Challenge: Locate every line below that contains the word "devices" and copy it.

# start of Provided data

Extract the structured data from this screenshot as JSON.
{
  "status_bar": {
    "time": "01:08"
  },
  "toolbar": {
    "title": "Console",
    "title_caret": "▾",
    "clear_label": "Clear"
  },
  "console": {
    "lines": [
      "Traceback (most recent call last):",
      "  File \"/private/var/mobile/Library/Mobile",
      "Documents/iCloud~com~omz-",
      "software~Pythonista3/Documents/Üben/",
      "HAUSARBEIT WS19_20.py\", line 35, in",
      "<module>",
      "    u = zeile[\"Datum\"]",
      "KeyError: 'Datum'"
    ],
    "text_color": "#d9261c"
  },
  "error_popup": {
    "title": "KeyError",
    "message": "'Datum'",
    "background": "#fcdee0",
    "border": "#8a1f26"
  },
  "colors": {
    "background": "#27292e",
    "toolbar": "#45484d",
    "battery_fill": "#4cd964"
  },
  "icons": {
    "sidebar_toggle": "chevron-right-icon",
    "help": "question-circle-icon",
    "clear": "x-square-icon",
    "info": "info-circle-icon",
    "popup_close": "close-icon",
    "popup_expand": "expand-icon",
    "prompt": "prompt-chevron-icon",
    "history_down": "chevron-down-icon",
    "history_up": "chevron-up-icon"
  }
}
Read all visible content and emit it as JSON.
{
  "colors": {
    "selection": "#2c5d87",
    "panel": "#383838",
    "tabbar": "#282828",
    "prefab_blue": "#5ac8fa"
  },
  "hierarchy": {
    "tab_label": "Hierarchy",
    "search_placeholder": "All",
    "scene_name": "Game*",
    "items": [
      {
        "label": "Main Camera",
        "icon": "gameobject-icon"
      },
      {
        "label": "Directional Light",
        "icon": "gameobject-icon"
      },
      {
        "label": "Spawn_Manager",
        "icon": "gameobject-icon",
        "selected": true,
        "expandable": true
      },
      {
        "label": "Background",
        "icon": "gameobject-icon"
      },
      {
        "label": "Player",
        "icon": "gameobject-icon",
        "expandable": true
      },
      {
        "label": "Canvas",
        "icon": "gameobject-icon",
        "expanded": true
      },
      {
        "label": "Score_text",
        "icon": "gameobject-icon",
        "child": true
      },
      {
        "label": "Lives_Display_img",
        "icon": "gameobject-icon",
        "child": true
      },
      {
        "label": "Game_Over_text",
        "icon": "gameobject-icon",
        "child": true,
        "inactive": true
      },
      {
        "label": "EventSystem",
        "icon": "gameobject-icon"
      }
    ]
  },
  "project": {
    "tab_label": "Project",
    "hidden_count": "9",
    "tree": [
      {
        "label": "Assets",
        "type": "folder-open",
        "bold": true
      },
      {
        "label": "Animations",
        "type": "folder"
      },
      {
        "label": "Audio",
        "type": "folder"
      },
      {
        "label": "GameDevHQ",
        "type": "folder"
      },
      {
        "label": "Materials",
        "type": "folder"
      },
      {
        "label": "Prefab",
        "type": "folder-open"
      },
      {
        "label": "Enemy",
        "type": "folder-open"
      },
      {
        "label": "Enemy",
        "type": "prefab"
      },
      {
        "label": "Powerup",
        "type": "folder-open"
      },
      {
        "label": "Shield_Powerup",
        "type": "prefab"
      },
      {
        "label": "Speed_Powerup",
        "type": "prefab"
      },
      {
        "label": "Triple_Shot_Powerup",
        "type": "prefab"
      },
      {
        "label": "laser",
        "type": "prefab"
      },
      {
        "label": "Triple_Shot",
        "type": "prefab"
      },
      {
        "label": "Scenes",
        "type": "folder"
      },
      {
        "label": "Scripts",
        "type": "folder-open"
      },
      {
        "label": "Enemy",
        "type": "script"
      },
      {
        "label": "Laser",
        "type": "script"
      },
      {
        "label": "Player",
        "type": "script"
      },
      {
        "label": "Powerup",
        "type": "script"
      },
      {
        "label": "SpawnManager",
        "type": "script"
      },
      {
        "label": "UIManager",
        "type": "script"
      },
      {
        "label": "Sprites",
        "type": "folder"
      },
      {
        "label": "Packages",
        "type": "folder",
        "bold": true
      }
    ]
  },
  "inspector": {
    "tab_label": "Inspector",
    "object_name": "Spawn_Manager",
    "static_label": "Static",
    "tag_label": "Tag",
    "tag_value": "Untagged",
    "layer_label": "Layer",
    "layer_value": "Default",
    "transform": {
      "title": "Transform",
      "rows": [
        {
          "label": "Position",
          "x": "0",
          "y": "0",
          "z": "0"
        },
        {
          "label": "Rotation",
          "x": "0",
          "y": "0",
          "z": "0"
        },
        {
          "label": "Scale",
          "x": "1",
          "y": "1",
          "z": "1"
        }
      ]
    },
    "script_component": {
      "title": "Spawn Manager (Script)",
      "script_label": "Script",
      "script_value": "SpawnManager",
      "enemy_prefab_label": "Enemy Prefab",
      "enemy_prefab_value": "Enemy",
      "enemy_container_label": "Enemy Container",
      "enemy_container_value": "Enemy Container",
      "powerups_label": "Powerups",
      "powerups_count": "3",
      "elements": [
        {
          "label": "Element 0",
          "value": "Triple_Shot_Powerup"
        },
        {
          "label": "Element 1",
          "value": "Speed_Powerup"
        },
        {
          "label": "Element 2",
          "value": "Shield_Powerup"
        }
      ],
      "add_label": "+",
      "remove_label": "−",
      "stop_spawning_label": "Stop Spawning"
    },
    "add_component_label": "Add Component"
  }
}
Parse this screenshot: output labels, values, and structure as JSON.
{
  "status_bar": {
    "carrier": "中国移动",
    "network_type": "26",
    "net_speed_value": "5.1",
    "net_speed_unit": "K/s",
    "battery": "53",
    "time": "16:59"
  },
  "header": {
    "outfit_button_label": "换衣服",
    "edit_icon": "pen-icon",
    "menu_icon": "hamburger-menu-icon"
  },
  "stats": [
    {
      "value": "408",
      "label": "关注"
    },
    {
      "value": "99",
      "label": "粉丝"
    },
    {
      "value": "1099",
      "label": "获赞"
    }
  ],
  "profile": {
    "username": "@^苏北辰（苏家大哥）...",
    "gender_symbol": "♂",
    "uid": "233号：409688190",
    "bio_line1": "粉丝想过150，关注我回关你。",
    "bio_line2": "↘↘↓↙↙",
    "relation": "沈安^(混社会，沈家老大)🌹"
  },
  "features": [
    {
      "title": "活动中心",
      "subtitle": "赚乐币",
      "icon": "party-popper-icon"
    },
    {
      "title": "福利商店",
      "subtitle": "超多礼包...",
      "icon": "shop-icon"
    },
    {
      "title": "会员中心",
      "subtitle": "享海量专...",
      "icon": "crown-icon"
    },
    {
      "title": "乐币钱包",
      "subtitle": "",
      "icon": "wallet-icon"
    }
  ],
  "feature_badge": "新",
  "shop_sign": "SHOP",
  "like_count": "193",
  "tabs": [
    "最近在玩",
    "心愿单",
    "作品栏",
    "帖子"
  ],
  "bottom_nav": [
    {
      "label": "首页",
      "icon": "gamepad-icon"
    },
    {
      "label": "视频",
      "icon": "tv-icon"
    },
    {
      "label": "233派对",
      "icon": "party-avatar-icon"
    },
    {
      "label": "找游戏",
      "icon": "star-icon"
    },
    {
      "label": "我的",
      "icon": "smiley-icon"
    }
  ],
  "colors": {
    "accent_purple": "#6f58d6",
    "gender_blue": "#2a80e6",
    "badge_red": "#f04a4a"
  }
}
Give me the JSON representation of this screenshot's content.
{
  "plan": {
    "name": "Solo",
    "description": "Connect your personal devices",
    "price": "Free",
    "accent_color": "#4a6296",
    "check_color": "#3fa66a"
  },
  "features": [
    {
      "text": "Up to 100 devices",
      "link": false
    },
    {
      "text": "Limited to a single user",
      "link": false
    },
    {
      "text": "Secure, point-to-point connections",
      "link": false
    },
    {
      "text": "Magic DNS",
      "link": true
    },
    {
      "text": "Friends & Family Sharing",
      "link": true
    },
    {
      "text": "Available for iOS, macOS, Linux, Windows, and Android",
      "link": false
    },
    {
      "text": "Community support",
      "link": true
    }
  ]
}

# end of Provided data

Task answer:
    "description": "Connect your personal devices",
      "text": "Up to 100 devices",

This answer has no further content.